▶ **SUPPLIED RECORDS**:
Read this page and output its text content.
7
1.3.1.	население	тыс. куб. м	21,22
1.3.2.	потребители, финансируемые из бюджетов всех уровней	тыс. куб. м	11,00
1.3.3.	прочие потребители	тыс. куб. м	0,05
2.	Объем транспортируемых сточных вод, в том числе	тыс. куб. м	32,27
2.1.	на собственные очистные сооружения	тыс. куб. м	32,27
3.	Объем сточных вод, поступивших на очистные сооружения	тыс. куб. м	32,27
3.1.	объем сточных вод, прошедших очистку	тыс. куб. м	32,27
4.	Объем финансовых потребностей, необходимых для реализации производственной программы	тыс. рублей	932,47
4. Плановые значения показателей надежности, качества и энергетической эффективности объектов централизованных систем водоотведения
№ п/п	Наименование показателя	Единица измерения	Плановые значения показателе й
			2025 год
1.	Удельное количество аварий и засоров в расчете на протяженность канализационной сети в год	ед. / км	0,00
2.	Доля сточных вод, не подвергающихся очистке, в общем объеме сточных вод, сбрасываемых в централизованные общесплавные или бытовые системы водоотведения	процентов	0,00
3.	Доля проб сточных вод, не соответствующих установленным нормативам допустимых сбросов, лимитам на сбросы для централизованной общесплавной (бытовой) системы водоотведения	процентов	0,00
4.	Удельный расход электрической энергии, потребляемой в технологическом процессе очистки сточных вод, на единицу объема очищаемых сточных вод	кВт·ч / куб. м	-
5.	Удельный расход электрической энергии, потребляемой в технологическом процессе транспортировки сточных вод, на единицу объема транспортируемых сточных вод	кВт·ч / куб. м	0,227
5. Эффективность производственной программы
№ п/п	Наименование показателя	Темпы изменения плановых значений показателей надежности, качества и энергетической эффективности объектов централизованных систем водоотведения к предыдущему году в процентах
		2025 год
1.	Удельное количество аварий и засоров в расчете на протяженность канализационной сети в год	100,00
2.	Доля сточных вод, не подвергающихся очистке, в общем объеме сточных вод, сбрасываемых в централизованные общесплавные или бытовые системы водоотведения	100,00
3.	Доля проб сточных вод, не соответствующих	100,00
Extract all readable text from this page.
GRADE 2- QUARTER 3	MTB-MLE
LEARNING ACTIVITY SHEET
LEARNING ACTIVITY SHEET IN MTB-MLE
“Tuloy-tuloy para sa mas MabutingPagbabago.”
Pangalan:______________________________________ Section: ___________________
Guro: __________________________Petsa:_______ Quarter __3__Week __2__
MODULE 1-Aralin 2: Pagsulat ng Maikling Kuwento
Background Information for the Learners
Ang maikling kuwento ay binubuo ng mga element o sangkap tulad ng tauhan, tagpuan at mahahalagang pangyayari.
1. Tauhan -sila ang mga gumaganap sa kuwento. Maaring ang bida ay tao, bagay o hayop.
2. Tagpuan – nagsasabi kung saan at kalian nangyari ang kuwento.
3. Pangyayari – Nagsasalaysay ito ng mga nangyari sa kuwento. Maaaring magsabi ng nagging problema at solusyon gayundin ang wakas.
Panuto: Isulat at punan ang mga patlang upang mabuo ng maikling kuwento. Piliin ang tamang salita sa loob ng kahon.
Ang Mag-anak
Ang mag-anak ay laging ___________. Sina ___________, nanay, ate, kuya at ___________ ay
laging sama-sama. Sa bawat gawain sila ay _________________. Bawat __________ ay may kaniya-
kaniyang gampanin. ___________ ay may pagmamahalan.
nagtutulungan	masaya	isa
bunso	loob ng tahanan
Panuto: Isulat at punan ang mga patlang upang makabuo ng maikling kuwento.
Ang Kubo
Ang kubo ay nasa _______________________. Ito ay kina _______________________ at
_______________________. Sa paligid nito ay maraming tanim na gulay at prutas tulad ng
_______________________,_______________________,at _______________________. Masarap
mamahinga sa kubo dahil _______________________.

▶ **REQUIREMENT**:
Filter the records above for "anak" and copy every matching line.

▶ **EXERCISE ANSWER**:
Ang Mag-anak
Ang mag-anak ay laging ___________. Sina ___________, nanay, ate, kuya at ___________ ay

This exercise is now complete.